» EXERCISE PROMPT
The records below hold pictures; please leave those out and retype the rest exactly.

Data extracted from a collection
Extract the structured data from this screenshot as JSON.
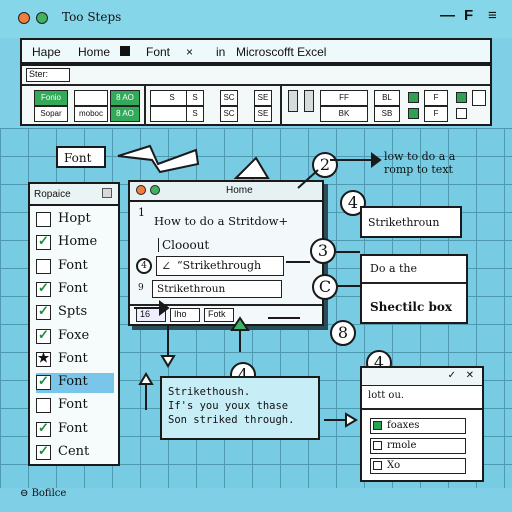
{
  "window": {
    "title": "Too Steps",
    "controls": [
      "—",
      "F",
      "≡"
    ]
  },
  "menu": {
    "items": [
      "Hape",
      "Home",
      "Font",
      "×",
      "in",
      "Microscofft Excel"
    ]
  },
  "ribbon": {
    "style_label": "Ster:",
    "btn_fonio": "Fonio",
    "btn_sopar": "Sopar",
    "btn_8a": "8 AO",
    "btn_mobec": "moboc",
    "btn_8b": "8 AO",
    "btn_s1": "S",
    "btn_s2": "S",
    "btn_s3": "S",
    "btn_sc": "SC",
    "btn_se": "SE",
    "btn_ff": "FF",
    "btn_bl": "BL",
    "btn_bk": "BK",
    "btn_sb": "SB",
    "btn_f1": "F",
    "btn_f2": "F"
  },
  "left_pane": {
    "header": "Ropaice",
    "items": [
      {
        "label": "Hopt",
        "check": "",
        "selected": false
      },
      {
        "label": "Home",
        "check": "✓",
        "selected": false
      },
      {
        "label": "Font",
        "check": "",
        "selected": false
      },
      {
        "label": "Font",
        "check": "✓",
        "selected": false
      },
      {
        "label": "Spts",
        "check": "✓",
        "selected": false
      },
      {
        "label": "Foxe",
        "check": "✓",
        "selected": false
      },
      {
        "label": "Font",
        "check": "★",
        "selected": false
      },
      {
        "label": "Font",
        "check": "✓",
        "selected": true
      },
      {
        "label": "Font",
        "check": "",
        "selected": false
      },
      {
        "label": "Font",
        "check": "✓",
        "selected": false
      },
      {
        "label": "Cent",
        "check": "✓",
        "selected": false
      }
    ]
  },
  "callouts": {
    "font": "Font",
    "how_to_l1": "low to do a a",
    "how_to_l2": "romp to text",
    "strikethrough_box": "Strikethroun",
    "do_a_the": "Do a the",
    "shectilc_box": "Shectilc box",
    "num_2": "2",
    "num_4a": "4",
    "num_3": "3",
    "num_c": "C",
    "num_8": "8",
    "num_4b": "4",
    "num_4c": "4"
  },
  "dialog": {
    "title": "Home",
    "step1": "1",
    "heading": "How to do a Stritdow+",
    "clooout": "Clooout",
    "step4": "4",
    "field_value": "“Strikethrough",
    "step9": "9",
    "strikethroun": "Strikethroun",
    "tab1": "16",
    "tab2": "Iho",
    "tab3": "Fotk"
  },
  "tooltip": {
    "line1": "Strikethoush.",
    "line2": "If's you youx thase",
    "line3": "Son striked through."
  },
  "right_small": {
    "title": "lott ou.",
    "rows": [
      "foaxes",
      "rmole",
      "Xo"
    ]
  },
  "status": {
    "text": "Bofilce"
  }
}
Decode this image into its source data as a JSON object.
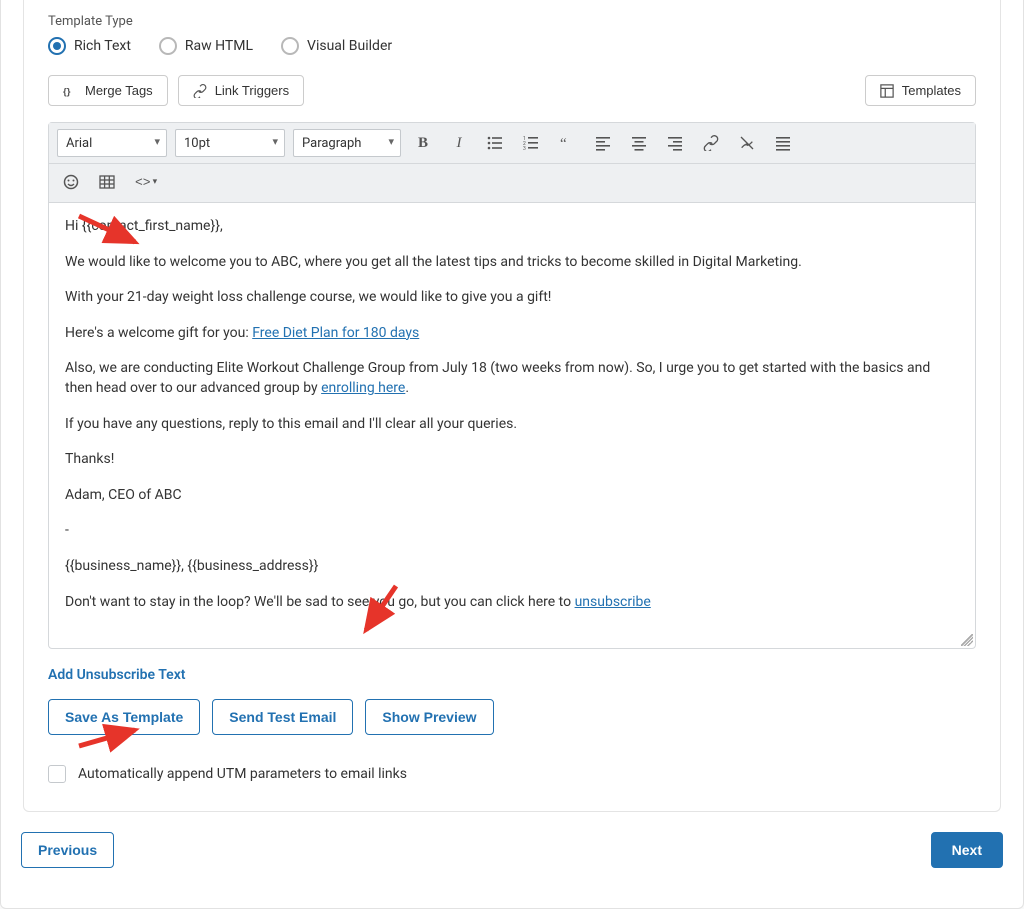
{
  "templateType": {
    "label": "Template Type",
    "options": [
      "Rich Text",
      "Raw HTML",
      "Visual Builder"
    ],
    "selected": "Rich Text"
  },
  "toolbar": {
    "mergeTags": "Merge Tags",
    "linkTriggers": "Link Triggers",
    "templates": "Templates"
  },
  "editor": {
    "fontFamily": "Arial",
    "fontSize": "10pt",
    "blockFormat": "Paragraph"
  },
  "body": {
    "p1": "Hi {{contact_first_name}},",
    "p2": "We would like to welcome you to ABC, where you get all the latest tips and tricks to become skilled in Digital Marketing.",
    "p3": "With your 21-day weight loss challenge course, we would like to give you a gift!",
    "p4a": "Here's a welcome gift for you: ",
    "p4link": "Free Diet Plan for 180 days",
    "p5a": "Also, we are conducting Elite Workout Challenge Group from July 18 (two weeks from now). So, I urge you to get started with the basics and then head over to our advanced group by ",
    "p5link": "enrolling here",
    "p5b": ".",
    "p6": "If you have any questions, reply to this email and I'll clear all your queries.",
    "p7": "Thanks!",
    "p8": "Adam, CEO of ABC",
    "p9": "-",
    "p10": "{{business_name}}, {{business_address}}",
    "p11a": "Don't want to stay in the loop? We'll be sad to see you go, but you can click here to ",
    "p11link": "unsubscribe"
  },
  "actions": {
    "addUnsubscribe": "Add Unsubscribe Text",
    "saveTemplate": "Save As Template",
    "sendTest": "Send Test Email",
    "showPreview": "Show Preview"
  },
  "utm": {
    "label": "Automatically append UTM parameters to email links"
  },
  "nav": {
    "previous": "Previous",
    "next": "Next"
  }
}
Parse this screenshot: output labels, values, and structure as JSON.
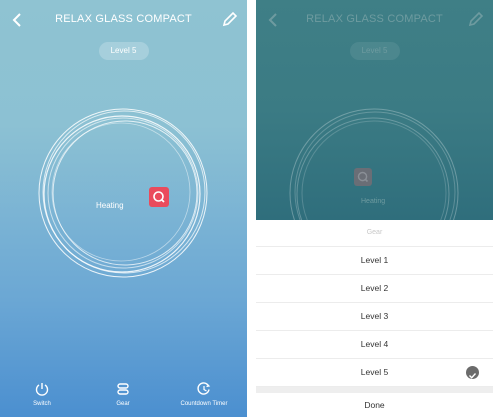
{
  "app": {
    "title": "RELAX GLASS COMPACT",
    "level_pill": "Level 5",
    "status_label": "Heating"
  },
  "bottom_bar": {
    "items": [
      {
        "label": "Switch",
        "icon": "power-icon"
      },
      {
        "label": "Gear",
        "icon": "gear-stack-icon"
      },
      {
        "label": "Countdown Timer",
        "icon": "timer-icon"
      }
    ]
  },
  "gear_sheet": {
    "header": "Gear",
    "options": [
      "Level 1",
      "Level 2",
      "Level 3",
      "Level 4",
      "Level 5"
    ],
    "selected": "Level 5",
    "done_label": "Done"
  },
  "colors": {
    "gradient_top": "#8fc3d2",
    "gradient_bottom": "#4b8fd0",
    "heating_accent": "#ea4b5c",
    "dimmed_bg": "#3b7b84",
    "check": "#6b6b6b"
  }
}
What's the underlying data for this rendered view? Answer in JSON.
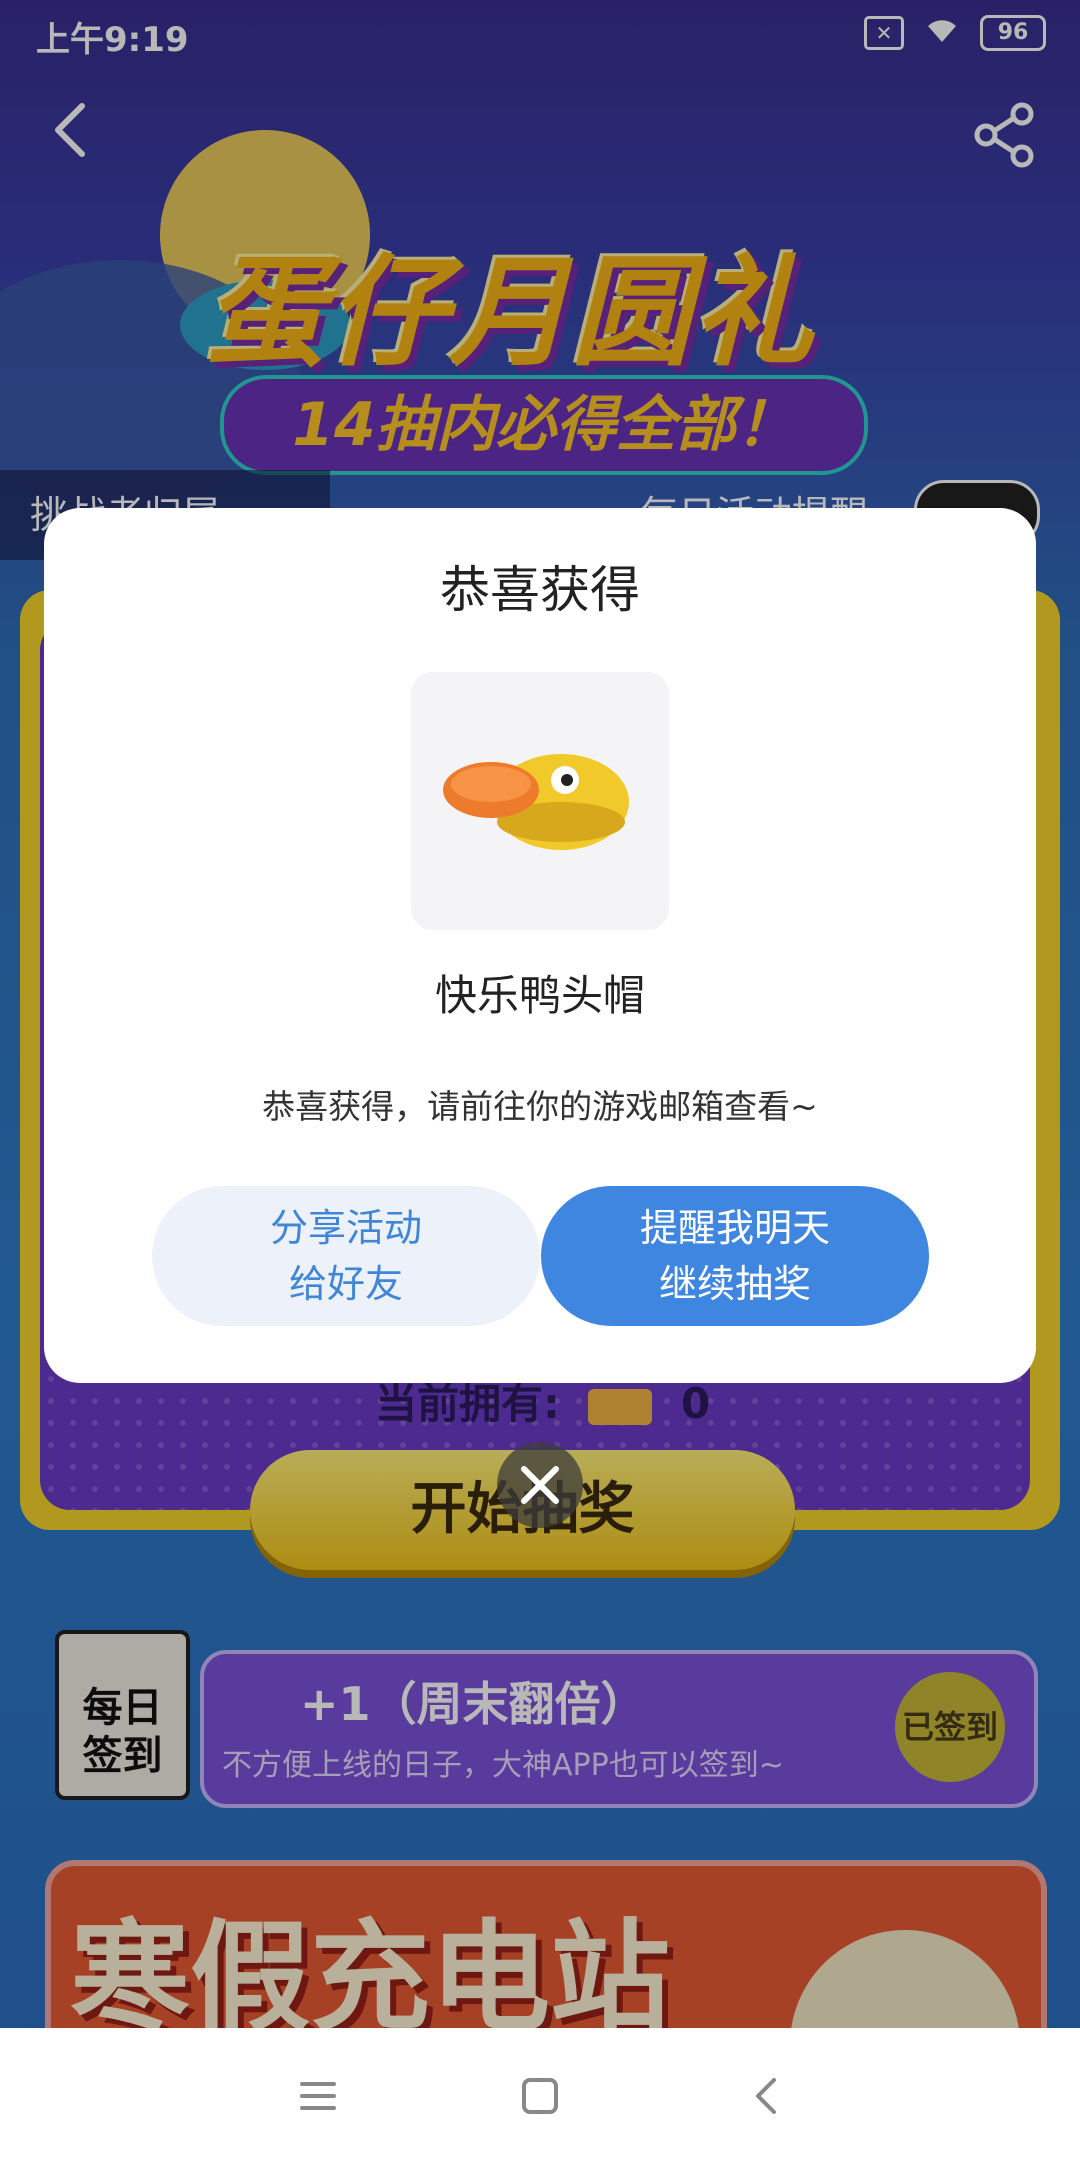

» RESPONSE TO THE EXERCISE
Extract the structured data from this screenshot as JSON.
{
  "window": {
    "title": "Too Steps",
    "controls": [
      "—",
      "F",
      "≡"
    ]
  },
  "menu": {
    "items": [
      "Hape",
      "Home",
      "Font",
      "×",
      "in",
      "Microscofft Excel"
    ]
  },
  "ribbon": {
    "style_label": "Ster:",
    "btn_fonio": "Fonio",
    "btn_sopar": "Sopar",
    "btn_8a": "8 AO",
    "btn_mobec": "moboc",
    "btn_8b": "8 AO",
    "btn_s1": "S",
    "btn_s2": "S",
    "btn_s3": "S",
    "btn_sc": "SC",
    "btn_se": "SE",
    "btn_ff": "FF",
    "btn_bl": "BL",
    "btn_bk": "BK",
    "btn_sb": "SB",
    "btn_f1": "F",
    "btn_f2": "F"
  },
  "left_pane": {
    "header": "Ropaice",
    "items": [
      {
        "label": "Hopt",
        "check": "",
        "selected": false
      },
      {
        "label": "Home",
        "check": "✓",
        "selected": false
      },
      {
        "label": "Font",
        "check": "",
        "selected": false
      },
      {
        "label": "Font",
        "check": "✓",
        "selected": false
      },
      {
        "label": "Spts",
        "check": "✓",
        "selected": false
      },
      {
        "label": "Foxe",
        "check": "✓",
        "selected": false
      },
      {
        "label": "Font",
        "check": "★",
        "selected": false
      },
      {
        "label": "Font",
        "check": "✓",
        "selected": true
      },
      {
        "label": "Font",
        "check": "",
        "selected": false
      },
      {
        "label": "Font",
        "check": "✓",
        "selected": false
      },
      {
        "label": "Cent",
        "check": "✓",
        "selected": false
      }
    ]
  },
  "callouts": {
    "font": "Font",
    "how_to_l1": "low to do a a",
    "how_to_l2": "romp to text",
    "strikethrough_box": "Strikethroun",
    "do_a_the": "Do a the",
    "shectilc_box": "Shectilc box",
    "num_2": "2",
    "num_4a": "4",
    "num_3": "3",
    "num_c": "C",
    "num_8": "8",
    "num_4b": "4",
    "num_4c": "4"
  },
  "dialog": {
    "title": "Home",
    "step1": "1",
    "heading": "How to do a Stritdow+",
    "clooout": "Clooout",
    "step4": "4",
    "field_value": "“Strikethrough",
    "step9": "9",
    "strikethroun": "Strikethroun",
    "tab1": "16",
    "tab2": "Iho",
    "tab3": "Fotk"
  },
  "tooltip": {
    "line1": "Strikethoush.",
    "line2": "If's you youx thase",
    "line3": "Son striked through."
  },
  "right_small": {
    "title": "lott ou.",
    "rows": [
      "foaxes",
      "rmole",
      "Xo"
    ]
  },
  "status": {
    "text": "Bofilce"
  }
}
Decode this image into its source data as a JSON object.
{
  "templateType": {
    "label": "Template Type",
    "options": [
      "Rich Text",
      "Raw HTML",
      "Visual Builder"
    ],
    "selected": "Rich Text"
  },
  "toolbar": {
    "mergeTags": "Merge Tags",
    "linkTriggers": "Link Triggers",
    "templates": "Templates"
  },
  "editor": {
    "fontFamily": "Arial",
    "fontSize": "10pt",
    "blockFormat": "Paragraph"
  },
  "body": {
    "p1": "Hi {{contact_first_name}},",
    "p2": "We would like to welcome you to ABC, where you get all the latest tips and tricks to become skilled in Digital Marketing.",
    "p3": "With your 21-day weight loss challenge course, we would like to give you a gift!",
    "p4a": "Here's a welcome gift for you: ",
    "p4link": "Free Diet Plan for 180 days",
    "p5a": "Also, we are conducting Elite Workout Challenge Group from July 18 (two weeks from now). So, I urge you to get started with the basics and then head over to our advanced group by ",
    "p5link": "enrolling here",
    "p5b": ".",
    "p6": "If you have any questions, reply to this email and I'll clear all your queries.",
    "p7": "Thanks!",
    "p8": "Adam, CEO of ABC",
    "p9": "-",
    "p10": "{{business_name}}, {{business_address}}",
    "p11a": "Don't want to stay in the loop? We'll be sad to see you go, but you can click here to ",
    "p11link": "unsubscribe"
  },
  "actions": {
    "addUnsubscribe": "Add Unsubscribe Text",
    "saveTemplate": "Save As Template",
    "sendTest": "Send Test Email",
    "showPreview": "Show Preview"
  },
  "utm": {
    "label": "Automatically append UTM parameters to email links"
  },
  "nav": {
    "previous": "Previous",
    "next": "Next"
  }
}
Parse this screenshot: output labels, values, and structure as JSON.
{
  "app": {
    "title": "RELAX GLASS COMPACT",
    "level_pill": "Level 5",
    "status_label": "Heating"
  },
  "bottom_bar": {
    "items": [
      {
        "label": "Switch",
        "icon": "power-icon"
      },
      {
        "label": "Gear",
        "icon": "gear-stack-icon"
      },
      {
        "label": "Countdown Timer",
        "icon": "timer-icon"
      }
    ]
  },
  "gear_sheet": {
    "header": "Gear",
    "options": [
      "Level 1",
      "Level 2",
      "Level 3",
      "Level 4",
      "Level 5"
    ],
    "selected": "Level 5",
    "done_label": "Done"
  },
  "colors": {
    "gradient_top": "#8fc3d2",
    "gradient_bottom": "#4b8fd0",
    "heating_accent": "#ea4b5c",
    "dimmed_bg": "#3b7b84",
    "check": "#6b6b6b"
  }
}
What's the underlying data for this rendered view? Answer in JSON.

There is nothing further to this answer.